# [Figure record listings]
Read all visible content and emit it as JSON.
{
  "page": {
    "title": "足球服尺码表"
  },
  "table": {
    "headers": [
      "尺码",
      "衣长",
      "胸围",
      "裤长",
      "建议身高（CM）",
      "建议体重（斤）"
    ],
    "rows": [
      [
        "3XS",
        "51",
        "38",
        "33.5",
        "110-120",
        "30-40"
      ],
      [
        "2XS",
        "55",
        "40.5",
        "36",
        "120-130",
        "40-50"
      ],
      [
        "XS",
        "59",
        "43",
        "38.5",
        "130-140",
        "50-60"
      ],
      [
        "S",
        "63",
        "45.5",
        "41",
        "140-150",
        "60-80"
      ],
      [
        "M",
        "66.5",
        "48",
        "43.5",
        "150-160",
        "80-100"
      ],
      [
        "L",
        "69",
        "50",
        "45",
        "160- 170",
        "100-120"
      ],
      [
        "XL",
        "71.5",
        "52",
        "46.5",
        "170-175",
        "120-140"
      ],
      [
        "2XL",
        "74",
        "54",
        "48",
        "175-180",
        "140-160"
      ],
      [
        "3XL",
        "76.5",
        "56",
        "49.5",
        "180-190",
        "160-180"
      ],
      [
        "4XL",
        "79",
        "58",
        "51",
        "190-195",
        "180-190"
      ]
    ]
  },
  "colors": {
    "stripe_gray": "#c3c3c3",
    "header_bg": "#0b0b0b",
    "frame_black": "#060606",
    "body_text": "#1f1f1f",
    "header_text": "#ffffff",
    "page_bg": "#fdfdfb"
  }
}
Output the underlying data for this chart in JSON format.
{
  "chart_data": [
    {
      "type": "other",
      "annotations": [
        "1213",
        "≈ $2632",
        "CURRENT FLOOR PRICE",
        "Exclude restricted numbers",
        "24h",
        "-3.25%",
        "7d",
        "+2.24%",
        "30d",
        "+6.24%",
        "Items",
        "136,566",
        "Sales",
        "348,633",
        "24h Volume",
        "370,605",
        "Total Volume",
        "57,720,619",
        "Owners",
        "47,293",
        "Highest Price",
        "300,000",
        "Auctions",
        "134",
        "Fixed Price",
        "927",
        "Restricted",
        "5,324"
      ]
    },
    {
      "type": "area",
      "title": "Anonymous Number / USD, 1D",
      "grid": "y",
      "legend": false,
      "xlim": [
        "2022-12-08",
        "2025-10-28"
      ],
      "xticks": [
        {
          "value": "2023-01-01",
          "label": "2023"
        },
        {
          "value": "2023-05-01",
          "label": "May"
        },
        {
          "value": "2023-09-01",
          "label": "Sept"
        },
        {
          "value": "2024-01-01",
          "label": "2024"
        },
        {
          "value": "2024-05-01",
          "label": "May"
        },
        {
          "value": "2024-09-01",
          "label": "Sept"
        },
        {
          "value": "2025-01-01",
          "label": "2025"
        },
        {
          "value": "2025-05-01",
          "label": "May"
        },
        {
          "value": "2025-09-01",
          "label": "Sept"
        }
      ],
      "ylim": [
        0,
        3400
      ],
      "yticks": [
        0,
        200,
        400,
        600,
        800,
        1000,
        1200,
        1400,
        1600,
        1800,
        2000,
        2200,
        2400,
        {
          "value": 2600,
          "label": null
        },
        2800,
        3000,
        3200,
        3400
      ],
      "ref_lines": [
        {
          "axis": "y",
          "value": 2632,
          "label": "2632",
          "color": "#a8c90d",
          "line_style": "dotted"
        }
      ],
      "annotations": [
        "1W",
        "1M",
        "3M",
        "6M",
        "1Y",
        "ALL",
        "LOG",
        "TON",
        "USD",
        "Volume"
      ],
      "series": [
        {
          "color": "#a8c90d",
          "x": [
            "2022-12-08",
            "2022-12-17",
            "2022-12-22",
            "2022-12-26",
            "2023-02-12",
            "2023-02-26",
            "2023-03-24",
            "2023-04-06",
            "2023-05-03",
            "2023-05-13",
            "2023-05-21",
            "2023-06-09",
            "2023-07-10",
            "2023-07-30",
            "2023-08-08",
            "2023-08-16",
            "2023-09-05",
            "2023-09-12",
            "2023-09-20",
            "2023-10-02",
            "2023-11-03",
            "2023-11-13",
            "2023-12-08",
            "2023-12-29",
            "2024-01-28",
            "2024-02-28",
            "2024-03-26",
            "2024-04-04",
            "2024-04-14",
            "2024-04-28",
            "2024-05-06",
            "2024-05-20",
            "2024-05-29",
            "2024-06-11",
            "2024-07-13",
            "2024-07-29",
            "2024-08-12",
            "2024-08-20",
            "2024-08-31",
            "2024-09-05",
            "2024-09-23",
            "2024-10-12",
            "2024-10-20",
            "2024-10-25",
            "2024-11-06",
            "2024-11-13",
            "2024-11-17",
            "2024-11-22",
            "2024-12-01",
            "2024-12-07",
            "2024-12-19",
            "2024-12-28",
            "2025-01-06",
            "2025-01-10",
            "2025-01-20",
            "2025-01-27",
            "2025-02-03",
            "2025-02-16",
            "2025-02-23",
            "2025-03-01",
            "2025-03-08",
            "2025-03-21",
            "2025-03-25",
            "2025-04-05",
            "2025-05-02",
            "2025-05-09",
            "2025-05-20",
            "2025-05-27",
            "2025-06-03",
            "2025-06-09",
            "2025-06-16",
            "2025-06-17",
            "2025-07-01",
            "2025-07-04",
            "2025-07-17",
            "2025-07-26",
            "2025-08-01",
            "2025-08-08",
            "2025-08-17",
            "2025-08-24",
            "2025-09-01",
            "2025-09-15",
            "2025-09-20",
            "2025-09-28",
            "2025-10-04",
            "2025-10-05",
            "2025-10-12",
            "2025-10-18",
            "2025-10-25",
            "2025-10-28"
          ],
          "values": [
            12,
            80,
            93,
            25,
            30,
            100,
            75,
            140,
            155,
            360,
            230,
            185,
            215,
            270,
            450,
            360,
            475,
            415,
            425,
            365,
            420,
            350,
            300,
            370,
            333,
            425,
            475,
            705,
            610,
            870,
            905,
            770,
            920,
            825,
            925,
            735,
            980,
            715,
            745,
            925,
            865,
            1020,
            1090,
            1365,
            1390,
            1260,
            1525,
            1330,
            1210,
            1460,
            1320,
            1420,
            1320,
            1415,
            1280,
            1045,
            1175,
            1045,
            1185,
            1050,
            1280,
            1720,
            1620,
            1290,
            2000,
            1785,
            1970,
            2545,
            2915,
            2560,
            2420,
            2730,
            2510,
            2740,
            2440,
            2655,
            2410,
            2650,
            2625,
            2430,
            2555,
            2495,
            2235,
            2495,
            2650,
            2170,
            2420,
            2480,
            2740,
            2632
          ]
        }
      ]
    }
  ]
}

# [INSTRUCTION]
Repeat every entry exactly as written above.

# [TASK ANSWER]
Read all visible content and emit it as JSON.
{
  "page": {
    "title": "足球服尺码表"
  },
  "table": {
    "headers": [
      "尺码",
      "衣长",
      "胸围",
      "裤长",
      "建议身高（CM）",
      "建议体重（斤）"
    ],
    "rows": [
      [
        "3XS",
        "51",
        "38",
        "33.5",
        "110-120",
        "30-40"
      ],
      [
        "2XS",
        "55",
        "40.5",
        "36",
        "120-130",
        "40-50"
      ],
      [
        "XS",
        "59",
        "43",
        "38.5",
        "130-140",
        "50-60"
      ],
      [
        "S",
        "63",
        "45.5",
        "41",
        "140-150",
        "60-80"
      ],
      [
        "M",
        "66.5",
        "48",
        "43.5",
        "150-160",
        "80-100"
      ],
      [
        "L",
        "69",
        "50",
        "45",
        "160- 170",
        "100-120"
      ],
      [
        "XL",
        "71.5",
        "52",
        "46.5",
        "170-175",
        "120-140"
      ],
      [
        "2XL",
        "74",
        "54",
        "48",
        "175-180",
        "140-160"
      ],
      [
        "3XL",
        "76.5",
        "56",
        "49.5",
        "180-190",
        "160-180"
      ],
      [
        "4XL",
        "79",
        "58",
        "51",
        "190-195",
        "180-190"
      ]
    ]
  },
  "colors": {
    "stripe_gray": "#c3c3c3",
    "header_bg": "#0b0b0b",
    "frame_black": "#060606",
    "body_text": "#1f1f1f",
    "header_text": "#ffffff",
    "page_bg": "#fdfdfb"
  }
}
Output the underlying data for this chart in JSON format.
{
  "chart_data": [
    {
      "type": "other",
      "annotations": [
        "1213",
        "≈ $2632",
        "CURRENT FLOOR PRICE",
        "Exclude restricted numbers",
        "24h",
        "-3.25%",
        "7d",
        "+2.24%",
        "30d",
        "+6.24%",
        "Items",
        "136,566",
        "Sales",
        "348,633",
        "24h Volume",
        "370,605",
        "Total Volume",
        "57,720,619",
        "Owners",
        "47,293",
        "Highest Price",
        "300,000",
        "Auctions",
        "134",
        "Fixed Price",
        "927",
        "Restricted",
        "5,324"
      ]
    },
    {
      "type": "area",
      "title": "Anonymous Number / USD, 1D",
      "grid": "y",
      "legend": false,
      "xlim": [
        "2022-12-08",
        "2025-10-28"
      ],
      "xticks": [
        {
          "value": "2023-01-01",
          "label": "2023"
        },
        {
          "value": "2023-05-01",
          "label": "May"
        },
        {
          "value": "2023-09-01",
          "label": "Sept"
        },
        {
          "value": "2024-01-01",
          "label": "2024"
        },
        {
          "value": "2024-05-01",
          "label": "May"
        },
        {
          "value": "2024-09-01",
          "label": "Sept"
        },
        {
          "value": "2025-01-01",
          "label": "2025"
        },
        {
          "value": "2025-05-01",
          "label": "May"
        },
        {
          "value": "2025-09-01",
          "label": "Sept"
        }
      ],
      "ylim": [
        0,
        3400
      ],
      "yticks": [
        0,
        200,
        400,
        600,
        800,
        1000,
        1200,
        1400,
        1600,
        1800,
        2000,
        2200,
        2400,
        {
          "value": 2600,
          "label": null
        },
        2800,
        3000,
        3200,
        3400
      ],
      "ref_lines": [
        {
          "axis": "y",
          "value": 2632,
          "label": "2632",
          "color": "#a8c90d",
          "line_style": "dotted"
        }
      ],
      "annotations": [
        "1W",
        "1M",
        "3M",
        "6M",
        "1Y",
        "ALL",
        "LOG",
        "TON",
        "USD",
        "Volume"
      ],
      "series": [
        {
          "color": "#a8c90d",
          "x": [
            "2022-12-08",
            "2022-12-17",
            "2022-12-22",
            "2022-12-26",
            "2023-02-12",
            "2023-02-26",
            "2023-03-24",
            "2023-04-06",
            "2023-05-03",
            "2023-05-13",
            "2023-05-21",
            "2023-06-09",
            "2023-07-10",
            "2023-07-30",
            "2023-08-08",
            "2023-08-16",
            "2023-09-05",
            "2023-09-12",
            "2023-09-20",
            "2023-10-02",
            "2023-11-03",
            "2023-11-13",
            "2023-12-08",
            "2023-12-29",
            "2024-01-28",
            "2024-02-28",
            "2024-03-26",
            "2024-04-04",
            "2024-04-14",
            "2024-04-28",
            "2024-05-06",
            "2024-05-20",
            "2024-05-29",
            "2024-06-11",
            "2024-07-13",
            "2024-07-29",
            "2024-08-12",
            "2024-08-20",
            "2024-08-31",
            "2024-09-05",
            "2024-09-23",
            "2024-10-12",
            "2024-10-20",
            "2024-10-25",
            "2024-11-06",
            "2024-11-13",
            "2024-11-17",
            "2024-11-22",
            "2024-12-01",
            "2024-12-07",
            "2024-12-19",
            "2024-12-28",
            "2025-01-06",
            "2025-01-10",
            "2025-01-20",
            "2025-01-27",
            "2025-02-03",
            "2025-02-16",
            "2025-02-23",
            "2025-03-01",
            "2025-03-08",
            "2025-03-21",
            "2025-03-25",
            "2025-04-05",
            "2025-05-02",
            "2025-05-09",
            "2025-05-20",
            "2025-05-27",
            "2025-06-03",
            "2025-06-09",
            "2025-06-16",
            "2025-06-17",
            "2025-07-01",
            "2025-07-04",
            "2025-07-17",
            "2025-07-26",
            "2025-08-01",
            "2025-08-08",
            "2025-08-17",
            "2025-08-24",
            "2025-09-01",
            "2025-09-15",
            "2025-09-20",
            "2025-09-28",
            "2025-10-04",
            "2025-10-05",
            "2025-10-12",
            "2025-10-18",
            "2025-10-25",
            "2025-10-28"
          ],
          "values": [
            12,
            80,
            93,
            25,
            30,
            100,
            75,
            140,
            155,
            360,
            230,
            185,
            215,
            270,
            450,
            360,
            475,
            415,
            425,
            365,
            420,
            350,
            300,
            370,
            333,
            425,
            475,
            705,
            610,
            870,
            905,
            770,
            920,
            825,
            925,
            735,
            980,
            715,
            745,
            925,
            865,
            1020,
            1090,
            1365,
            1390,
            1260,
            1525,
            1330,
            1210,
            1460,
            1320,
            1420,
            1320,
            1415,
            1280,
            1045,
            1175,
            1045,
            1185,
            1050,
            1280,
            1720,
            1620,
            1290,
            2000,
            1785,
            1970,
            2545,
            2915,
            2560,
            2420,
            2730,
            2510,
            2740,
            2440,
            2655,
            2410,
            2650,
            2625,
            2430,
            2555,
            2495,
            2235,
            2495,
            2650,
            2170,
            2420,
            2480,
            2740,
            2632
          ]
        }
      ]
    }
  ]
}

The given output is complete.